_Work to complete:_ Your response should give back each record exactly, word for word.

Material shown Block Start

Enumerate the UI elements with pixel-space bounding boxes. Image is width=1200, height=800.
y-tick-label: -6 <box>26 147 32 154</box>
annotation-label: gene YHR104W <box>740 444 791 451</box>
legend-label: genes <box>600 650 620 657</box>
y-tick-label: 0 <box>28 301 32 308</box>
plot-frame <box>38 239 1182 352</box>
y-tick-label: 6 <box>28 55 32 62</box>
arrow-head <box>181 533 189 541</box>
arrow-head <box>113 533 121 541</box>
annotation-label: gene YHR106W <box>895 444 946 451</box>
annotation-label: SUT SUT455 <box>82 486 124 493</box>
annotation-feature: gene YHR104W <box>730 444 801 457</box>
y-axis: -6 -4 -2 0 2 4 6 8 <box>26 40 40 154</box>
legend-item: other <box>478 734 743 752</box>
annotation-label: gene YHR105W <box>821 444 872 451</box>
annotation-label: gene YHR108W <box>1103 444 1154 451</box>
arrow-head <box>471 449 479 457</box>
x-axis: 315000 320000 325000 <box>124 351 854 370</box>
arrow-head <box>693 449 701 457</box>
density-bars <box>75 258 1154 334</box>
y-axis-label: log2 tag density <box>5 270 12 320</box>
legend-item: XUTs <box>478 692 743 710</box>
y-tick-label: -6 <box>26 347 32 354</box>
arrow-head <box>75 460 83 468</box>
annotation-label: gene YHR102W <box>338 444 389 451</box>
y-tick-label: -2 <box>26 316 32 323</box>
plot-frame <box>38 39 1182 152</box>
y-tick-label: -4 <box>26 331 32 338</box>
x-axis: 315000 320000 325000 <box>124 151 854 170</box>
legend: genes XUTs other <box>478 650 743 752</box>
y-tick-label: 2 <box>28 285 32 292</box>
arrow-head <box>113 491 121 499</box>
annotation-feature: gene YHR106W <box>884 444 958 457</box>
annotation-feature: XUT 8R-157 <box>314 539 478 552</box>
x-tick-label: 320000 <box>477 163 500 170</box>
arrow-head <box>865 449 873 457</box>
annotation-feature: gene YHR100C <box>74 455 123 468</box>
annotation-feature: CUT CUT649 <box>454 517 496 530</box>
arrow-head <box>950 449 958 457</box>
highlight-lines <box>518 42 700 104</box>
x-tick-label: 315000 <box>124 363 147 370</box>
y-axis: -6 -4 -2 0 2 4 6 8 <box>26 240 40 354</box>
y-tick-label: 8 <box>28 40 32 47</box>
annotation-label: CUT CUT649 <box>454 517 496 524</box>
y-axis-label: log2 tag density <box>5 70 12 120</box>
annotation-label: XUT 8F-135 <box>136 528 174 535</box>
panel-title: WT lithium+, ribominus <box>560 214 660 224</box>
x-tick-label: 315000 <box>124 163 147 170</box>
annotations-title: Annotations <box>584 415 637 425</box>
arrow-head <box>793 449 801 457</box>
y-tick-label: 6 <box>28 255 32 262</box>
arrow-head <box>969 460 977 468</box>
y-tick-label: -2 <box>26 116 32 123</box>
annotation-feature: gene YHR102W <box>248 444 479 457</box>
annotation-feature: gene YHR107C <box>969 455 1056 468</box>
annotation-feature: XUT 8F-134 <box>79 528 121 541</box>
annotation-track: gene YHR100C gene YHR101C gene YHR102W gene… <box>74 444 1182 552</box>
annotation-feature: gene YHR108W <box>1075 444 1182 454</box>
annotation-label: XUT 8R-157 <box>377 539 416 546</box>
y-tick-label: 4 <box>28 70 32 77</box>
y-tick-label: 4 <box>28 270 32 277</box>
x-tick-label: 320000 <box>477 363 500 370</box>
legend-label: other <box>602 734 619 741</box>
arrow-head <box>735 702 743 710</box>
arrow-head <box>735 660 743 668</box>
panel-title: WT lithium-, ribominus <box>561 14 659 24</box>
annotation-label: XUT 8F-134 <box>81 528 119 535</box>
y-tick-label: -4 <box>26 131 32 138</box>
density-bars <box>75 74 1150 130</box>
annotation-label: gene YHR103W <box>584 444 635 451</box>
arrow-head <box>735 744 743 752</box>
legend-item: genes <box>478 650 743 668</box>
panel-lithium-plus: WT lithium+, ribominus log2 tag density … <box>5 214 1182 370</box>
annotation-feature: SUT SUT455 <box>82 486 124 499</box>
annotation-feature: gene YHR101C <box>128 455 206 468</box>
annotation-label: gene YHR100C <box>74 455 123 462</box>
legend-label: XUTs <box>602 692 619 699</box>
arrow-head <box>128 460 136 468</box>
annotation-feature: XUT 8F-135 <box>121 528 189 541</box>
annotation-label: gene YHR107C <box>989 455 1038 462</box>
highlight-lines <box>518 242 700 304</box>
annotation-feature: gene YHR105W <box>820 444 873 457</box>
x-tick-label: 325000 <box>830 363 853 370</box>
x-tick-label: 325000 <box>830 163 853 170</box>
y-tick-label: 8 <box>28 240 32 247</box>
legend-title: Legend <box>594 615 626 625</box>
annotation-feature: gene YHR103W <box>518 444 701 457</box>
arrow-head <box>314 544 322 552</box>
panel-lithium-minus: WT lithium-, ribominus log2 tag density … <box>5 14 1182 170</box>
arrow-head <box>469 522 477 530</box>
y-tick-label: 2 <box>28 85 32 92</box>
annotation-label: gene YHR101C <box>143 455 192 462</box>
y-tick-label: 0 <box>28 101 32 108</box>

Material shown Block End

_Result of the exercise:_
Enumerate the UI elements with pixel-space bounding boxes. Image is width=1200, height=800.
y-tick-label: -6 <box>26 147 32 154</box>
annotation-label: gene YHR104W <box>740 444 791 451</box>
legend-label: genes <box>600 650 620 657</box>
y-tick-label: 0 <box>28 301 32 308</box>
plot-frame <box>38 239 1182 352</box>
y-tick-label: 6 <box>28 55 32 62</box>
arrow-head <box>181 533 189 541</box>
arrow-head <box>113 533 121 541</box>
annotation-label: gene YHR106W <box>895 444 946 451</box>
annotation-label: SUT SUT455 <box>82 486 124 493</box>
annotation-feature: gene YHR104W <box>730 444 801 457</box>
y-axis: -6 -4 -2 0 2 4 6 8 <box>26 40 40 154</box>
legend-item: other <box>478 734 743 752</box>
annotation-label: gene YHR105W <box>821 444 872 451</box>
annotation-label: gene YHR108W <box>1103 444 1154 451</box>
arrow-head <box>471 449 479 457</box>
x-axis: 315000 320000 325000 <box>124 351 854 370</box>
arrow-head <box>693 449 701 457</box>
density-bars <box>75 258 1154 334</box>
y-axis-label: log2 tag density <box>5 270 12 320</box>
legend-item: XUTs <box>478 692 743 710</box>
y-tick-label: -6 <box>26 347 32 354</box>
arrow-head <box>75 460 83 468</box>
annotation-label: gene YHR102W <box>338 444 389 451</box>
y-tick-label: -2 <box>26 316 32 323</box>
plot-frame <box>38 39 1182 152</box>
y-tick-label: -4 <box>26 331 32 338</box>
x-axis: 315000 320000 325000 <box>124 151 854 170</box>
legend: genes XUTs other <box>478 650 743 752</box>
y-tick-label: 2 <box>28 285 32 292</box>
arrow-head <box>113 491 121 499</box>
annotation-feature: gene YHR106W <box>884 444 958 457</box>
annotation-feature: XUT 8R-157 <box>314 539 478 552</box>
x-tick-label: 320000 <box>477 163 500 170</box>
arrow-head <box>865 449 873 457</box>
annotation-feature: gene YHR100C <box>74 455 123 468</box>
annotation-feature: CUT CUT649 <box>454 517 496 530</box>
arrow-head <box>950 449 958 457</box>
highlight-lines <box>518 42 700 104</box>
x-tick-label: 315000 <box>124 363 147 370</box>
y-axis: -6 -4 -2 0 2 4 6 8 <box>26 240 40 354</box>
y-tick-label: 8 <box>28 40 32 47</box>
annotation-label: CUT CUT649 <box>454 517 496 524</box>
y-axis-label: log2 tag density <box>5 70 12 120</box>
annotation-label: XUT 8F-135 <box>136 528 174 535</box>
panel-title: WT lithium+, ribominus <box>560 214 660 224</box>
x-tick-label: 315000 <box>124 163 147 170</box>
annotations-title: Annotations <box>584 415 637 425</box>
arrow-head <box>793 449 801 457</box>
y-tick-label: 6 <box>28 255 32 262</box>
arrow-head <box>969 460 977 468</box>
y-tick-label: -2 <box>26 116 32 123</box>
annotation-feature: gene YHR102W <box>248 444 479 457</box>
annotation-feature: gene YHR107C <box>969 455 1056 468</box>
annotation-feature: XUT 8F-134 <box>79 528 121 541</box>
annotation-track: gene YHR100C gene YHR101C gene YHR102W gene… <box>74 444 1182 552</box>
annotation-feature: gene YHR108W <box>1075 444 1182 454</box>
annotation-label: XUT 8R-157 <box>377 539 416 546</box>
y-tick-label: 4 <box>28 70 32 77</box>
y-tick-label: 4 <box>28 270 32 277</box>
x-tick-label: 320000 <box>477 363 500 370</box>
legend-label: other <box>602 734 619 741</box>
arrow-head <box>735 702 743 710</box>
arrow-head <box>735 660 743 668</box>
panel-title: WT lithium-, ribominus <box>561 14 659 24</box>
annotation-label: XUT 8F-134 <box>81 528 119 535</box>
y-tick-label: -4 <box>26 131 32 138</box>
density-bars <box>75 74 1150 130</box>
annotation-label: gene YHR103W <box>584 444 635 451</box>
arrow-head <box>735 744 743 752</box>
legend-item: genes <box>478 650 743 668</box>
panel-lithium-plus: WT lithium+, ribominus log2 tag density … <box>5 214 1182 370</box>
annotation-feature: SUT SUT455 <box>82 486 124 499</box>
annotation-feature: gene YHR101C <box>128 455 206 468</box>
annotation-label: gene YHR100C <box>74 455 123 462</box>
legend-label: XUTs <box>602 692 619 699</box>
arrow-head <box>128 460 136 468</box>
annotation-feature: XUT 8F-135 <box>121 528 189 541</box>
annotation-label: gene YHR107C <box>989 455 1038 462</box>
highlight-lines <box>518 242 700 304</box>
annotation-feature: gene YHR105W <box>820 444 873 457</box>
x-tick-label: 325000 <box>830 363 853 370</box>
x-tick-label: 325000 <box>830 163 853 170</box>
y-tick-label: 8 <box>28 240 32 247</box>
legend-title: Legend <box>594 615 626 625</box>
annotation-feature: gene YHR103W <box>518 444 701 457</box>
arrow-head <box>314 544 322 552</box>
panel-lithium-minus: WT lithium-, ribominus log2 tag density … <box>5 14 1182 170</box>
arrow-head <box>469 522 477 530</box>
y-tick-label: 2 <box>28 85 32 92</box>
annotation-label: gene YHR101C <box>143 455 192 462</box>
y-tick-label: 0 <box>28 101 32 108</box>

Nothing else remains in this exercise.